TASK PROMPT. Filter the records below down to lines containing "TradingView".

PROVIDED RECORDS.
-- -- --
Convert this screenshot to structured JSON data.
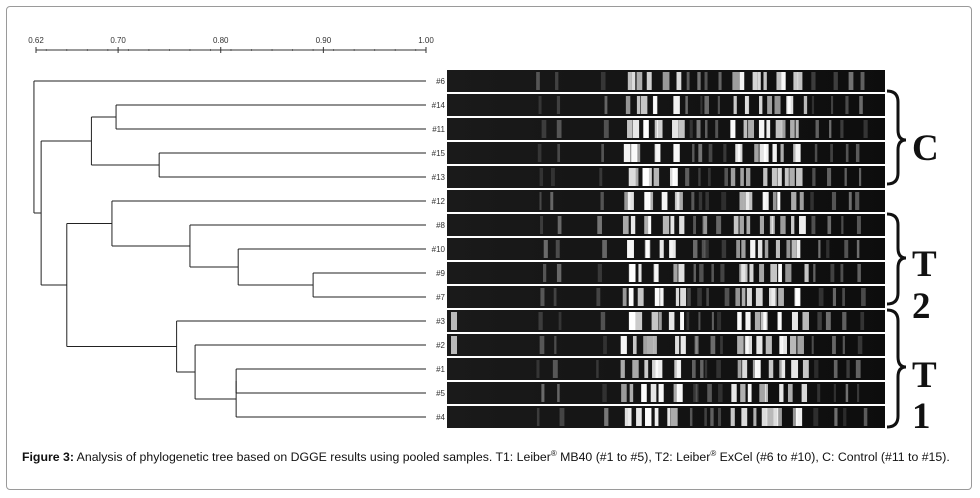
{
  "scale": {
    "ticks": [
      {
        "value": 0.62,
        "label": "0.62"
      },
      {
        "value": 0.7,
        "label": "0.70"
      },
      {
        "value": 0.8,
        "label": "0.80"
      },
      {
        "value": 0.9,
        "label": "0.90"
      },
      {
        "value": 1.0,
        "label": "1.00"
      }
    ]
  },
  "samples": [
    "#6",
    "#14",
    "#11",
    "#15",
    "#13",
    "#12",
    "#8",
    "#10",
    "#9",
    "#7",
    "#3",
    "#2",
    "#1",
    "#5",
    "#4"
  ],
  "dendrogram": [
    {
      "a": "#1",
      "b": "#5",
      "similarity": 0.815
    },
    {
      "a": "#1,#5",
      "b": "#4",
      "similarity": 0.815
    },
    {
      "a": "#1,#4,#5",
      "b": "#2",
      "similarity": 0.775
    },
    {
      "a": "#1,#2,#4,#5",
      "b": "#3",
      "similarity": 0.757
    },
    {
      "a": "#9",
      "b": "#7",
      "similarity": 0.89
    },
    {
      "a": "#7,#9",
      "b": "#10",
      "similarity": 0.817
    },
    {
      "a": "#7,#9,#10",
      "b": "#8",
      "similarity": 0.77
    },
    {
      "a": "#15",
      "b": "#13",
      "similarity": 0.74
    },
    {
      "a": "#14",
      "b": "#11",
      "similarity": 0.698
    },
    {
      "a": "#11,#14",
      "b": "#13,#15",
      "similarity": 0.674
    },
    {
      "a": "#7-#10",
      "b": "#12",
      "similarity": 0.694
    },
    {
      "a": "T1 cluster",
      "b": "T2 cluster",
      "similarity": 0.65
    },
    {
      "a": "C cluster",
      "b": "T",
      "similarity": 0.625
    },
    {
      "a": "all",
      "b": "#6",
      "similarity": 0.618
    }
  ],
  "groups": [
    {
      "label": "C",
      "from": "#14",
      "to": "#13"
    },
    {
      "label": "T",
      "sub": "2",
      "from": "#8",
      "to": "#7"
    },
    {
      "label": "T",
      "sub": "1",
      "from": "#3",
      "to": "#4"
    }
  ],
  "caption": {
    "prefix": "Figure 3:",
    "text": " Analysis of phylogenetic tree based on DGGE results using pooled samples. T1: Leiber",
    "reg1": "®",
    "mid": " MB40 (#1 to #5), T2: Leiber",
    "reg2": "®",
    "suffix": " ExCel (#6 to #10), C: Control (#11 to #15)."
  }
}
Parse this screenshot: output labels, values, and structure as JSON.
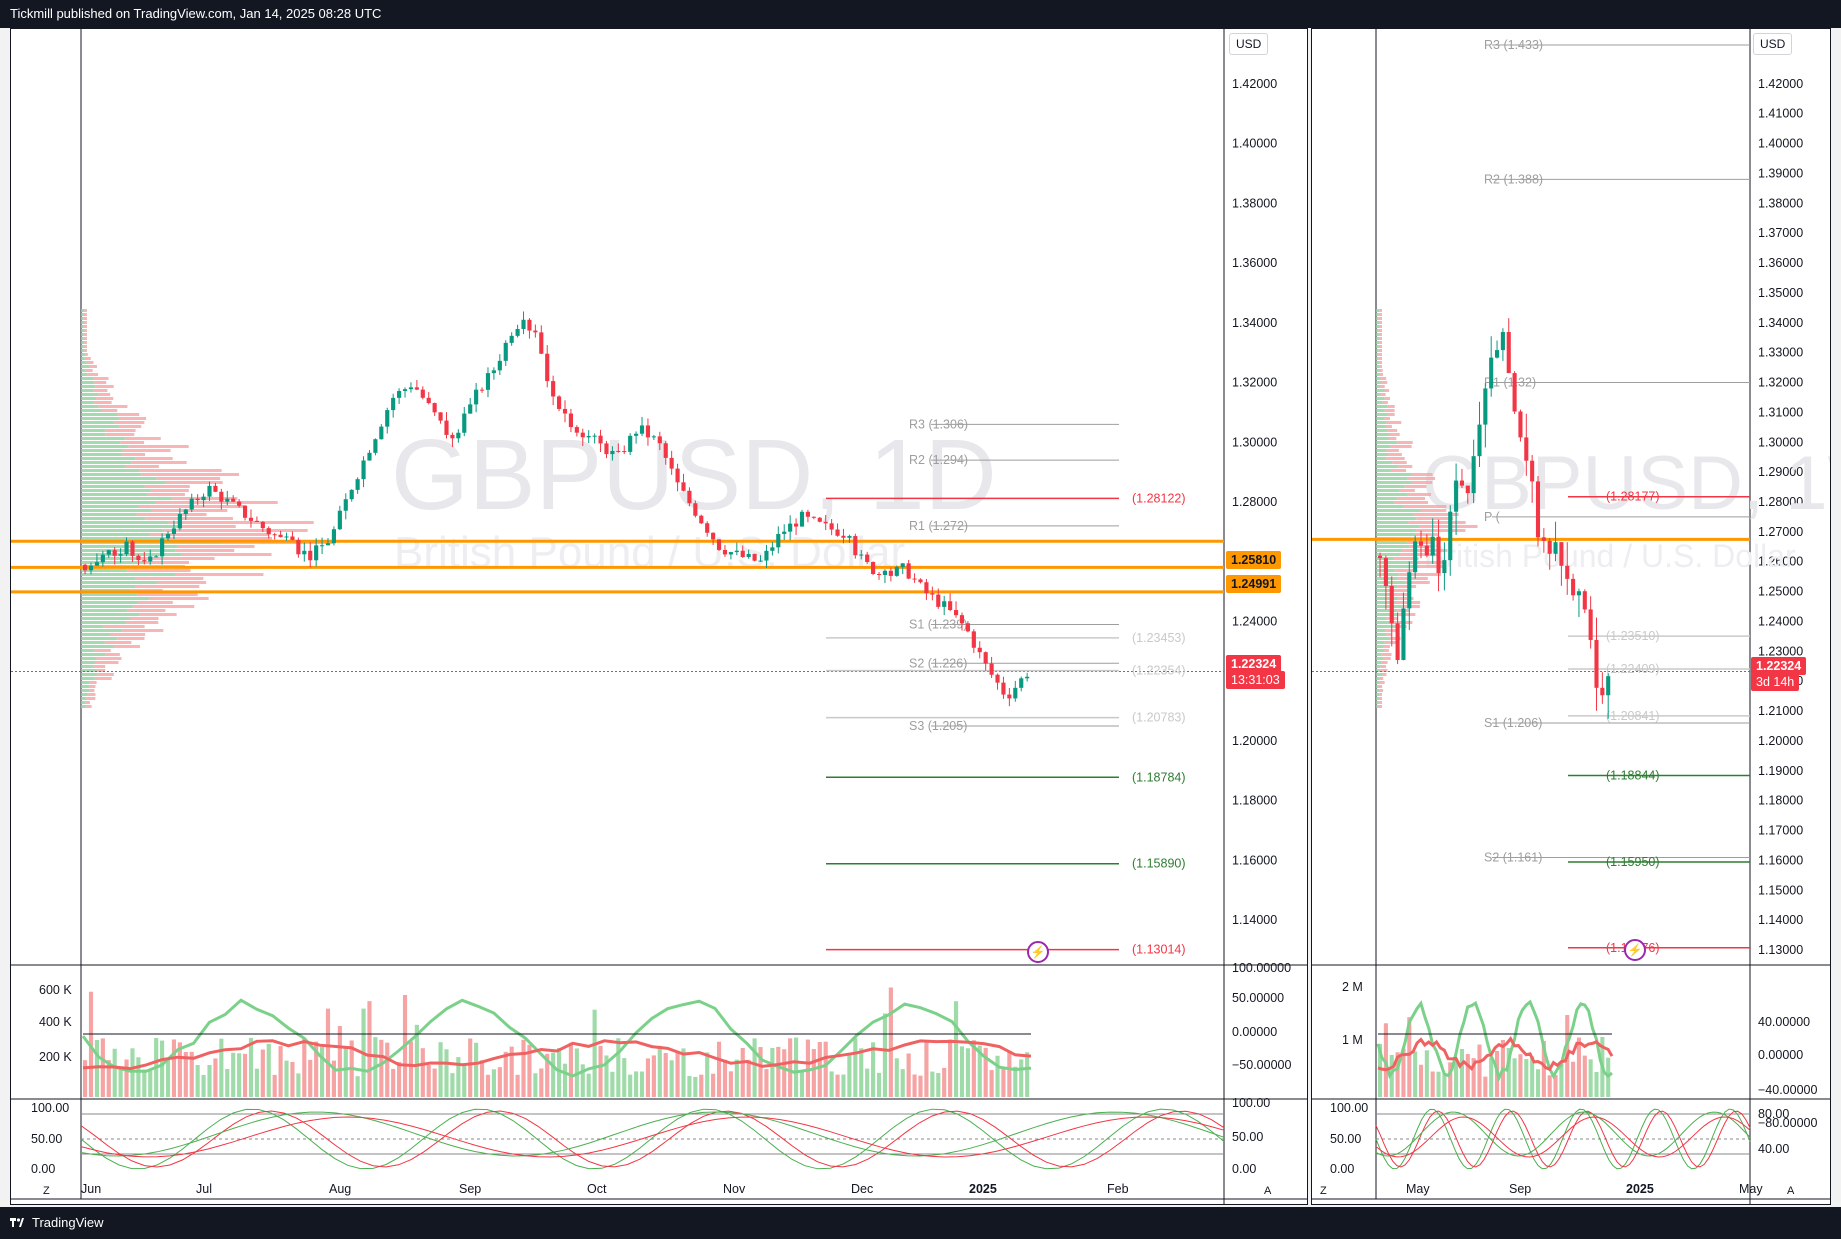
{
  "header": {
    "text": "Tickmill published on TradingView.com, Jan 14, 2025 08:28 UTC"
  },
  "footer": {
    "brand": "TradingView"
  },
  "left": {
    "watermark": {
      "symbol": "GBPUSD, 1D",
      "name": "British Pound / U.S. Dollar"
    },
    "currency": "USD",
    "price_ticks": [
      "1.42000",
      "1.40000",
      "1.38000",
      "1.36000",
      "1.34000",
      "1.32000",
      "1.30000",
      "1.28000",
      "1.26000",
      "1.24000",
      "1.22000",
      "1.20000",
      "1.18000",
      "1.16000",
      "1.14000"
    ],
    "badges": {
      "last": "1.22324",
      "countdown": "13:31:03",
      "level1": "1.25810",
      "level2": "1.24991"
    },
    "pivots": [
      {
        "label": "R3 (1.306)",
        "value": 1.306
      },
      {
        "label": "R2 (1.294)",
        "value": 1.294
      },
      {
        "label": "R1 (1.272)",
        "value": 1.272
      },
      {
        "label": "S1 (1.239)",
        "value": 1.239
      },
      {
        "label": "S2 (1.226)",
        "value": 1.226
      },
      {
        "label": "S3 (1.205)",
        "value": 1.205
      }
    ],
    "fib_levels": [
      {
        "label": "(1.28122)",
        "value": 1.28122,
        "color": "#f23645"
      },
      {
        "label": "(1.23453)",
        "value": 1.23453,
        "color": "#c9c9c9"
      },
      {
        "label": "(1.22354)",
        "value": 1.22354,
        "color": "#c9c9c9"
      },
      {
        "label": "(1.20783)",
        "value": 1.20783,
        "color": "#c9c9c9"
      },
      {
        "label": "(1.18784)",
        "value": 1.18784,
        "color": "#2e7d32"
      },
      {
        "label": "(1.15890)",
        "value": 1.1589,
        "color": "#2e7d32"
      },
      {
        "label": "(1.13014)",
        "value": 1.13014,
        "color": "#f23645"
      }
    ],
    "volume_ticks": [
      "600 K",
      "400 K",
      "200 K"
    ],
    "osc_ticks_right": [
      "100.00000",
      "50.00000",
      "0.00000",
      "−50.00000"
    ],
    "stoch_ticks_left": [
      "100.00",
      "50.00",
      "0.00"
    ],
    "stoch_ticks_right": [
      "100.00",
      "50.00",
      "0.00"
    ],
    "time_labels": [
      "Jun",
      "Jul",
      "Aug",
      "Sep",
      "Oct",
      "Nov",
      "Dec",
      "2025",
      "Feb"
    ],
    "z": "Z",
    "a": "A"
  },
  "right": {
    "watermark": {
      "symbol": "GBPUSD, 1W",
      "name": "British Pound / U.S. Dollar"
    },
    "currency": "USD",
    "price_ticks": [
      "1.42000",
      "1.41000",
      "1.40000",
      "1.39000",
      "1.38000",
      "1.37000",
      "1.36000",
      "1.35000",
      "1.34000",
      "1.33000",
      "1.32000",
      "1.31000",
      "1.30000",
      "1.29000",
      "1.28000",
      "1.27000",
      "1.26000",
      "1.25000",
      "1.24000",
      "1.23000",
      "1.22000",
      "1.21000",
      "1.20000",
      "1.19000",
      "1.18000",
      "1.17000",
      "1.16000",
      "1.15000",
      "1.14000",
      "1.13000"
    ],
    "badges": {
      "last": "1.22324",
      "countdown": "3d 14h"
    },
    "pivots": [
      {
        "label": "R3 (1.433)",
        "value": 1.433
      },
      {
        "label": "R2 (1.388)",
        "value": 1.388
      },
      {
        "label": "R1 (1.32)",
        "value": 1.32
      },
      {
        "label": "P (",
        "value": 1.275
      },
      {
        "label": "S1 (1.206)",
        "value": 1.206
      },
      {
        "label": "S2 (1.161)",
        "value": 1.161
      }
    ],
    "fib_levels": [
      {
        "label": "(1.28177)",
        "value": 1.28177,
        "color": "#f23645"
      },
      {
        "label": "(1.23510)",
        "value": 1.2351,
        "color": "#c9c9c9"
      },
      {
        "label": "(1.22409)",
        "value": 1.22409,
        "color": "#c9c9c9"
      },
      {
        "label": "(1.20841)",
        "value": 1.20841,
        "color": "#c9c9c9"
      },
      {
        "label": "(1.18844)",
        "value": 1.18844,
        "color": "#2e7d32"
      },
      {
        "label": "(1.15950)",
        "value": 1.1595,
        "color": "#2e7d32"
      },
      {
        "label": "(1.13076)",
        "value": 1.13076,
        "color": "#f23645"
      }
    ],
    "volume_ticks": [
      "2 M",
      "1 M"
    ],
    "osc_ticks_right": [
      "40.00000",
      "0.00000",
      "−40.00000",
      "−80.00000"
    ],
    "stoch_ticks_left": [
      "100.00",
      "50.00",
      "0.00"
    ],
    "stoch_ticks_right": [
      "80.00",
      "40.00"
    ],
    "time_labels": [
      "May",
      "Sep",
      "2025",
      "May"
    ],
    "z": "Z",
    "a": "A"
  },
  "chart_data": [
    {
      "type": "candlestick",
      "title": "GBPUSD, 1D",
      "ylim": [
        1.125,
        1.435
      ],
      "x": [
        "Jun",
        "Jul",
        "Aug",
        "Sep",
        "Oct",
        "Nov",
        "Dec",
        "2025",
        "Feb"
      ],
      "close_path": [
        1.259,
        1.262,
        1.265,
        1.258,
        1.27,
        1.278,
        1.285,
        1.28,
        1.275,
        1.27,
        1.266,
        1.262,
        1.268,
        1.285,
        1.3,
        1.315,
        1.32,
        1.31,
        1.3,
        1.315,
        1.325,
        1.34,
        1.338,
        1.31,
        1.305,
        1.3,
        1.295,
        1.305,
        1.3,
        1.285,
        1.275,
        1.265,
        1.262,
        1.26,
        1.27,
        1.275,
        1.272,
        1.27,
        1.26,
        1.255,
        1.258,
        1.25,
        1.245,
        1.238,
        1.225,
        1.215,
        1.223
      ],
      "last": 1.22324
    },
    {
      "type": "candlestick",
      "title": "GBPUSD, 1W",
      "ylim": [
        1.125,
        1.435
      ],
      "x": [
        "May",
        "Sep",
        "2025",
        "May"
      ],
      "close_path": [
        1.262,
        1.245,
        1.23,
        1.255,
        1.27,
        1.26,
        1.268,
        1.25,
        1.275,
        1.29,
        1.28,
        1.3,
        1.32,
        1.33,
        1.34,
        1.31,
        1.3,
        1.29,
        1.27,
        1.26,
        1.27,
        1.255,
        1.25,
        1.245,
        1.235,
        1.215,
        1.223
      ],
      "last": 1.22324
    }
  ]
}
-- -- --
EXERCISE OUTPUT.
    "text": "Tickmill published on TradingView.com, Jan 14, 2025 08:28 UTC"
    "brand": "TradingView"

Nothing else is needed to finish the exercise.